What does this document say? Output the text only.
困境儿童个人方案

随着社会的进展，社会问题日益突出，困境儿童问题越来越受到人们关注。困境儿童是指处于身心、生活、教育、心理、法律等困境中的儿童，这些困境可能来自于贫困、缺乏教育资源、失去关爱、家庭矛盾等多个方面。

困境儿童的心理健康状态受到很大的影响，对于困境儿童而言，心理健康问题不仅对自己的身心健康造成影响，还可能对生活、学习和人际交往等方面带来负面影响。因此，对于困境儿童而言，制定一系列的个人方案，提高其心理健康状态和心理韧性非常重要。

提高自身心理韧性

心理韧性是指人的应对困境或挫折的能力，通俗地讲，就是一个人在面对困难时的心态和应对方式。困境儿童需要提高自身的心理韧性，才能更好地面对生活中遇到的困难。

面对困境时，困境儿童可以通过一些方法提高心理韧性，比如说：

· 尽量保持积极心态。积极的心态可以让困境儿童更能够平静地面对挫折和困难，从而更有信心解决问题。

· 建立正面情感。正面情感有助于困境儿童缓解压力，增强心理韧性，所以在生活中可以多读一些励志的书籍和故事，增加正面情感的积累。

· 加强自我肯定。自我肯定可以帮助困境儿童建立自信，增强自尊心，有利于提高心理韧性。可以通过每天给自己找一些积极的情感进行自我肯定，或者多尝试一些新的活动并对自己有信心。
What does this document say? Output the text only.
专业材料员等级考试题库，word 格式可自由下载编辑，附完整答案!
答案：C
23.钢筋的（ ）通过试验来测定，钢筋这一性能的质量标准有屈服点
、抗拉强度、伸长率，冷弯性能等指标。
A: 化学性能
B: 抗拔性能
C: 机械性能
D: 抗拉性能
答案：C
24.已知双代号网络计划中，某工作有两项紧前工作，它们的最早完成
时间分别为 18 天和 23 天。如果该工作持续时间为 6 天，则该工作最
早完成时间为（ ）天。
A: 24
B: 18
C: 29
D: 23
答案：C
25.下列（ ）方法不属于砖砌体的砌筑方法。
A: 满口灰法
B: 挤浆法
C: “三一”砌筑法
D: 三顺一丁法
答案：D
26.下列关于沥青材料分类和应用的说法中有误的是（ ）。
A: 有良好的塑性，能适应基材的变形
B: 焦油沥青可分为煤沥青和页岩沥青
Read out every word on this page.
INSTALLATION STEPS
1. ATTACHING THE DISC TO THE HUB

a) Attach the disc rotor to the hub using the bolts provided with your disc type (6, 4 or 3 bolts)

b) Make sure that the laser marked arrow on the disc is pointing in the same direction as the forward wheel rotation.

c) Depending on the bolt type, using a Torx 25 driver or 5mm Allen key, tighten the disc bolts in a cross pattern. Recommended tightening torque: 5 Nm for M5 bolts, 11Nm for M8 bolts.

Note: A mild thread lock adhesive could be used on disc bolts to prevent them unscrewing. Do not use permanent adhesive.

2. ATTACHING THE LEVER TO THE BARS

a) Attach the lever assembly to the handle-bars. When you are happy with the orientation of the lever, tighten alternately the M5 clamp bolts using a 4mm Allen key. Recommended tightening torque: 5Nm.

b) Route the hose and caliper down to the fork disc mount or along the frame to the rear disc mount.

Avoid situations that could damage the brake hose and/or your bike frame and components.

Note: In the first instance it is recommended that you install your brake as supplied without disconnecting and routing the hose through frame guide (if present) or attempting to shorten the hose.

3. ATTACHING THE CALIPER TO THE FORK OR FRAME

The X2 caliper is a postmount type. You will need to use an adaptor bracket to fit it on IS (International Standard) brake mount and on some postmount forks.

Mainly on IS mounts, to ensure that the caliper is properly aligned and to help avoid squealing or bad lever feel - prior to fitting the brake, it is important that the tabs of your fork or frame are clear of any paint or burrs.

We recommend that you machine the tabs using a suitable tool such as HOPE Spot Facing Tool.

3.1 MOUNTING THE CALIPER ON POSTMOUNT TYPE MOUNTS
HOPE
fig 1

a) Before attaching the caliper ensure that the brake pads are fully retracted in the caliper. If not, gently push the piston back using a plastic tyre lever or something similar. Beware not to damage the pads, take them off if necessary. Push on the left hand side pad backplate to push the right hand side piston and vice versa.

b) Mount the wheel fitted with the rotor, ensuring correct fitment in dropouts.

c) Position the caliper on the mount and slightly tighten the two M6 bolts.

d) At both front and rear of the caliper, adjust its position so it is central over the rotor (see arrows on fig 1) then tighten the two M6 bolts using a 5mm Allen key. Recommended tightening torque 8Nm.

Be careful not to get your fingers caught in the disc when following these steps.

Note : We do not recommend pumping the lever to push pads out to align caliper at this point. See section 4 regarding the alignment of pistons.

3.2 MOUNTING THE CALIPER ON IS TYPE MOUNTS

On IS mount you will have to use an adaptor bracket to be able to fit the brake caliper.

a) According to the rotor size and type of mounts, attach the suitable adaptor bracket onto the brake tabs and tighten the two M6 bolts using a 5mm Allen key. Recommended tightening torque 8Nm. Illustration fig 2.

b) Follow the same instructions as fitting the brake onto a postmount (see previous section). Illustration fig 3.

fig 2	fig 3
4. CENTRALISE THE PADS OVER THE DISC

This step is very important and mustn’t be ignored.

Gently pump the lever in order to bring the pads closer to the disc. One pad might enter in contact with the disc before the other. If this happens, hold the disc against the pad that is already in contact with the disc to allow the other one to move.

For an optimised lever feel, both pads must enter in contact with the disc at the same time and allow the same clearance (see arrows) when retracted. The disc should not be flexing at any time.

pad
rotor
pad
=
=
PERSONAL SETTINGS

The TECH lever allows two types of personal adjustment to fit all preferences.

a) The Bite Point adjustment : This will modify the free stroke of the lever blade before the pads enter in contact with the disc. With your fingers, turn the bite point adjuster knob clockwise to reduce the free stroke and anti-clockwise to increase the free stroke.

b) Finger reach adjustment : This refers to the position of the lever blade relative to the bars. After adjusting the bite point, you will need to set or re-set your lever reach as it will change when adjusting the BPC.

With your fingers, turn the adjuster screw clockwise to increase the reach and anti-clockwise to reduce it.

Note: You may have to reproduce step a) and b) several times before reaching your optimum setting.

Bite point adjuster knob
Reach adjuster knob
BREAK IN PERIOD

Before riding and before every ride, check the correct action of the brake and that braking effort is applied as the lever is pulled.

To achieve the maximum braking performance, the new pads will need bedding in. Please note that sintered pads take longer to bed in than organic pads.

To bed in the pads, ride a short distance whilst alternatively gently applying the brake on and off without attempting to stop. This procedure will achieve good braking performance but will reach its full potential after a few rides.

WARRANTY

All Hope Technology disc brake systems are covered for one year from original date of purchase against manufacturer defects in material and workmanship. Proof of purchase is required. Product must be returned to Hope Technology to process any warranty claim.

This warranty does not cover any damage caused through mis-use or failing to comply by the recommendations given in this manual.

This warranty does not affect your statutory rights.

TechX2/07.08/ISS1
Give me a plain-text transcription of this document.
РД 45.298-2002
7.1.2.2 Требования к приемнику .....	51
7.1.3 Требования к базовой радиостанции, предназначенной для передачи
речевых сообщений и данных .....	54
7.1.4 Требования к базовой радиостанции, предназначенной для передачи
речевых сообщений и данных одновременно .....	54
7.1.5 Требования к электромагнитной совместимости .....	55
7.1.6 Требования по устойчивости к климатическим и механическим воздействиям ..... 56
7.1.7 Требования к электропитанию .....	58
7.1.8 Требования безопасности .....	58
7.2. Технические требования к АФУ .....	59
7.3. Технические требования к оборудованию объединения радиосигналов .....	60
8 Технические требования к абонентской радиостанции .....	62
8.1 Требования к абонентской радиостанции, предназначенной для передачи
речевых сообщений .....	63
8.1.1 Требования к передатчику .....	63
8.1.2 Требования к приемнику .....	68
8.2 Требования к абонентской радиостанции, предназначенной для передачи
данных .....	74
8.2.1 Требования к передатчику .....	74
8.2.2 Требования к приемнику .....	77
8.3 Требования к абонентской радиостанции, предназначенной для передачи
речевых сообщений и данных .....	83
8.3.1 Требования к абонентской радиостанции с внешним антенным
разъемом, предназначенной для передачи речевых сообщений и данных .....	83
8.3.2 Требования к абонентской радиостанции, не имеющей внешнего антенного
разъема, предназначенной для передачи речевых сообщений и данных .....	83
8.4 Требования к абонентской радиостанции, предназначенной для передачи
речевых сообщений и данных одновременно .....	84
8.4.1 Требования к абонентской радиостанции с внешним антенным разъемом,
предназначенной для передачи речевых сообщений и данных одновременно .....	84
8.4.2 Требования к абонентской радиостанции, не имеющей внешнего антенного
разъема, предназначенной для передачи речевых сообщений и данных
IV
----------------------------------------
Examine the records and pull out every line where the string "adaptor" occurs.

◆ Written solution
The X2 caliper is a postmount type. You will need to use an adaptor bracket to fit it on IS (International Standard) brake mount and on some postmount forks.
On IS mount you will have to use an adaptor bracket to be able to fit the brake caliper.
a) According to the rotor size and type of mounts, attach the suitable adaptor bracket onto the brake tabs and tighten the two M6 bolts using a 5mm Allen key. Recommended tightening torque 8Nm. Illustration fig 2.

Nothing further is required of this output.